Entries from a dataset:
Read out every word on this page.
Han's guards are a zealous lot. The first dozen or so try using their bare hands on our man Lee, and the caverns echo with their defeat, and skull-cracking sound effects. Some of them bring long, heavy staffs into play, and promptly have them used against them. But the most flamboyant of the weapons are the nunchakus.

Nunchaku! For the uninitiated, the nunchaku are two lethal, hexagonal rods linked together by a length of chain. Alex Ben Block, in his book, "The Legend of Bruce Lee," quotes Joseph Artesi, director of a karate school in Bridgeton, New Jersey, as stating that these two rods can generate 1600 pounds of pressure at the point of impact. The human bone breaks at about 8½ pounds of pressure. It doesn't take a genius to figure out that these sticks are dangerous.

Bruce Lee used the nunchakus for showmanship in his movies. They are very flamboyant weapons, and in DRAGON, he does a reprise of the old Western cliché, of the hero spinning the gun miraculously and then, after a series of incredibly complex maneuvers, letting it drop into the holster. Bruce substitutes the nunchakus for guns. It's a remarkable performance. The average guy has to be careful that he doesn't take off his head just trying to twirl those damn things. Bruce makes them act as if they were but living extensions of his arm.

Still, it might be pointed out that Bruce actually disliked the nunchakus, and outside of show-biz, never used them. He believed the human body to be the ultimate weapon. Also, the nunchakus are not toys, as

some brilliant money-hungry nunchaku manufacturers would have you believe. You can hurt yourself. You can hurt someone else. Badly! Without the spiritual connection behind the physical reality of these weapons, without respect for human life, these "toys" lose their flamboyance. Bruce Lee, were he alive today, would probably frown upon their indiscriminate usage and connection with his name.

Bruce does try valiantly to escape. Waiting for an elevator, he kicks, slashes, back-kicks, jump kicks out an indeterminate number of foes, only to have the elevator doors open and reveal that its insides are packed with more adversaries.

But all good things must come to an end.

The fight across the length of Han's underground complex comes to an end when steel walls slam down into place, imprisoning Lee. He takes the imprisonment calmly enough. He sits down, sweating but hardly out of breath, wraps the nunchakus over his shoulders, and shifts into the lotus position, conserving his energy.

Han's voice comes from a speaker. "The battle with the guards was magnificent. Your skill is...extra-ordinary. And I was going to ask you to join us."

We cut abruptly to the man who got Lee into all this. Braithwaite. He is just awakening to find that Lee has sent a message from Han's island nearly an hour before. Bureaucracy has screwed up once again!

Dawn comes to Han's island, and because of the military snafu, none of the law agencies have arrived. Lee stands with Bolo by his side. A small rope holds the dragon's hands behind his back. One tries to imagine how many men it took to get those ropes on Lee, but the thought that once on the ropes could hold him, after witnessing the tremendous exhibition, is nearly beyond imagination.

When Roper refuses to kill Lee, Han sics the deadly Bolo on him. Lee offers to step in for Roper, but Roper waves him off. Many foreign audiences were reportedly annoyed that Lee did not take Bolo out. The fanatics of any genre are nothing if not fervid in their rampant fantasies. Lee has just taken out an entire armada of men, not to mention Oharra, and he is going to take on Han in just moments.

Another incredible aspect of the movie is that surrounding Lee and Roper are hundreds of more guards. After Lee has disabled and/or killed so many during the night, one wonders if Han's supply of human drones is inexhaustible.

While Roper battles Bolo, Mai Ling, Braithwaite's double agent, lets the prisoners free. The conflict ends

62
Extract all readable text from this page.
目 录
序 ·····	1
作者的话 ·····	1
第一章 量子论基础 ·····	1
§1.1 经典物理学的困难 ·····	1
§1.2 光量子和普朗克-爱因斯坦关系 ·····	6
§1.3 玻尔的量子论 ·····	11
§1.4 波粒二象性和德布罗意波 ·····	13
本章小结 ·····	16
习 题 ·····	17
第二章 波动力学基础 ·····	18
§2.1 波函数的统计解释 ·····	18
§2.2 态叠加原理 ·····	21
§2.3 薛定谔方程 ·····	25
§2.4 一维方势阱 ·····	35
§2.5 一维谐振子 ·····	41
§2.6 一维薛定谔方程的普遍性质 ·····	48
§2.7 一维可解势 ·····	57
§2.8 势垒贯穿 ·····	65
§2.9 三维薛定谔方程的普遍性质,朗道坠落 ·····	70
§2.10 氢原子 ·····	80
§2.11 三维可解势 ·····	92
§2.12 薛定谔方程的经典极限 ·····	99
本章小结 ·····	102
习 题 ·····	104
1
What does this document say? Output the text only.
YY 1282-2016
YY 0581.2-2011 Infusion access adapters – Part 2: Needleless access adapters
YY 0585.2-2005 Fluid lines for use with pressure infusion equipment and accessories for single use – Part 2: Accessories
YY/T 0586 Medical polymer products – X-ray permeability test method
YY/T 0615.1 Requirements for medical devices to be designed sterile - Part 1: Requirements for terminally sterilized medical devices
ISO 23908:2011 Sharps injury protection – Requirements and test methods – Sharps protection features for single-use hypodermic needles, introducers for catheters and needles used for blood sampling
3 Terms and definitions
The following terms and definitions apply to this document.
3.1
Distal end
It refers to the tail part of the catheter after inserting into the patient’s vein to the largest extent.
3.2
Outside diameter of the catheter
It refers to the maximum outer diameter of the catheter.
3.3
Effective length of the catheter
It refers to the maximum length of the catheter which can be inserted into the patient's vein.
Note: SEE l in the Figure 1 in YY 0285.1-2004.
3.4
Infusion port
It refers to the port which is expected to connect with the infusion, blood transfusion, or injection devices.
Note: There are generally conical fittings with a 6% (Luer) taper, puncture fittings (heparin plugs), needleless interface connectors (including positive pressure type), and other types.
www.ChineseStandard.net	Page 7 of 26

Stated task: Reproduce the whole listing word for word.

Task output:
Read out every word on this page.
Han's guards are a zealous lot. The first dozen or so try using their bare hands on our man Lee, and the caverns echo with their defeat, and skull-cracking sound effects. Some of them bring long, heavy staffs into play, and promptly have them used against them. But the most flamboyant of the weapons are the nunchakus.

Nunchaku! For the uninitiated, the nunchaku are two lethal, hexagonal rods linked together by a length of chain. Alex Ben Block, in his book, "The Legend of Bruce Lee," quotes Joseph Artesi, director of a karate school in Bridgeton, New Jersey, as stating that these two rods can generate 1600 pounds of pressure at the point of impact. The human bone breaks at about 8½ pounds of pressure. It doesn't take a genius to figure out that these sticks are dangerous.

Bruce Lee used the nunchakus for showmanship in his movies. They are very flamboyant weapons, and in DRAGON, he does a reprise of the old Western cliché, of the hero spinning the gun miraculously and then, after a series of incredibly complex maneuvers, letting it drop into the holster. Bruce substitutes the nunchakus for guns. It's a remarkable performance. The average guy has to be careful that he doesn't take off his head just trying to twirl those damn things. Bruce makes them act as if they were but living extensions of his arm.

Still, it might be pointed out that Bruce actually disliked the nunchakus, and outside of show-biz, never used them. He believed the human body to be the ultimate weapon. Also, the nunchakus are not toys, as

some brilliant money-hungry nunchaku manufacturers would have you believe. You can hurt yourself. You can hurt someone else. Badly! Without the spiritual connection behind the physical reality of these weapons, without respect for human life, these "toys" lose their flamboyance. Bruce Lee, were he alive today, would probably frown upon their indiscriminate usage and connection with his name.

Bruce does try valiantly to escape. Waiting for an elevator, he kicks, slashes, back-kicks, jump kicks out an indeterminate number of foes, only to have the elevator doors open and reveal that its insides are packed with more adversaries.

But all good things must come to an end.

The fight across the length of Han's underground complex comes to an end when steel walls slam down into place, imprisoning Lee. He takes the imprisonment calmly enough. He sits down, sweating but hardly out of breath, wraps the nunchakus over his shoulders, and shifts into the lotus position, conserving his energy.

Han's voice comes from a speaker. "The battle with the guards was magnificent. Your skill is...extra-ordinary. And I was going to ask you to join us."

We cut abruptly to the man who got Lee into all this. Braithwaite. He is just awakening to find that Lee has sent a message from Han's island nearly an hour before. Bureaucracy has screwed up once again!

Dawn comes to Han's island, and because of the military snafu, none of the law agencies have arrived. Lee stands with Bolo by his side. A small rope holds the dragon's hands behind his back. One tries to imagine how many men it took to get those ropes on Lee, but the thought that once on the ropes could hold him, after witnessing the tremendous exhibition, is nearly beyond imagination.

When Roper refuses to kill Lee, Han sics the deadly Bolo on him. Lee offers to step in for Roper, but Roper waves him off. Many foreign audiences were reportedly annoyed that Lee did not take Bolo out. The fanatics of any genre are nothing if not fervid in their rampant fantasies. Lee has just taken out an entire armada of men, not to mention Oharra, and he is going to take on Han in just moments.

Another incredible aspect of the movie is that surrounding Lee and Roper are hundreds of more guards. After Lee has disabled and/or killed so many during the night, one wonders if Han's supply of human drones is inexhaustible.

While Roper battles Bolo, Mai Ling, Braithwaite's double agent, lets the prisoners free. The conflict ends

62
Extract all readable text from this page.
目 录
序 ·····	1
作者的话 ·····	1
第一章 量子论基础 ·····	1
§1.1 经典物理学的困难 ·····	1
§1.2 光量子和普朗克-爱因斯坦关系 ·····	6
§1.3 玻尔的量子论 ·····	11
§1.4 波粒二象性和德布罗意波 ·····	13
本章小结 ·····	16
习 题 ·····	17
第二章 波动力学基础 ·····	18
§2.1 波函数的统计解释 ·····	18
§2.2 态叠加原理 ·····	21
§2.3 薛定谔方程 ·····	25
§2.4 一维方势阱 ·····	35
§2.5 一维谐振子 ·····	41
§2.6 一维薛定谔方程的普遍性质 ·····	48
§2.7 一维可解势 ·····	57
§2.8 势垒贯穿 ·····	65
§2.9 三维薛定谔方程的普遍性质,朗道坠落 ·····	70
§2.10 氢原子 ·····	80
§2.11 三维可解势 ·····	92
§2.12 薛定谔方程的经典极限 ·····	99
本章小结 ·····	102
习 题 ·····	104
1
What does this document say? Output the text only.
YY 1282-2016
YY 0581.2-2011 Infusion access adapters – Part 2: Needleless access adapters
YY 0585.2-2005 Fluid lines for use with pressure infusion equipment and accessories for single use – Part 2: Accessories
YY/T 0586 Medical polymer products – X-ray permeability test method
YY/T 0615.1 Requirements for medical devices to be designed sterile - Part 1: Requirements for terminally sterilized medical devices
ISO 23908:2011 Sharps injury protection – Requirements and test methods – Sharps protection features for single-use hypodermic needles, introducers for catheters and needles used for blood sampling
3 Terms and definitions
The following terms and definitions apply to this document.
3.1
Distal end
It refers to the tail part of the catheter after inserting into the patient’s vein to the largest extent.
3.2
Outside diameter of the catheter
It refers to the maximum outer diameter of the catheter.
3.3
Effective length of the catheter
It refers to the maximum length of the catheter which can be inserted into the patient's vein.
Note: SEE l in the Figure 1 in YY 0285.1-2004.
3.4
Infusion port
It refers to the port which is expected to connect with the infusion, blood transfusion, or injection devices.
Note: There are generally conical fittings with a 6% (Luer) taper, puncture fittings (heparin plugs), needleless interface connectors (including positive pressure type), and other types.
www.ChineseStandard.net	Page 7 of 26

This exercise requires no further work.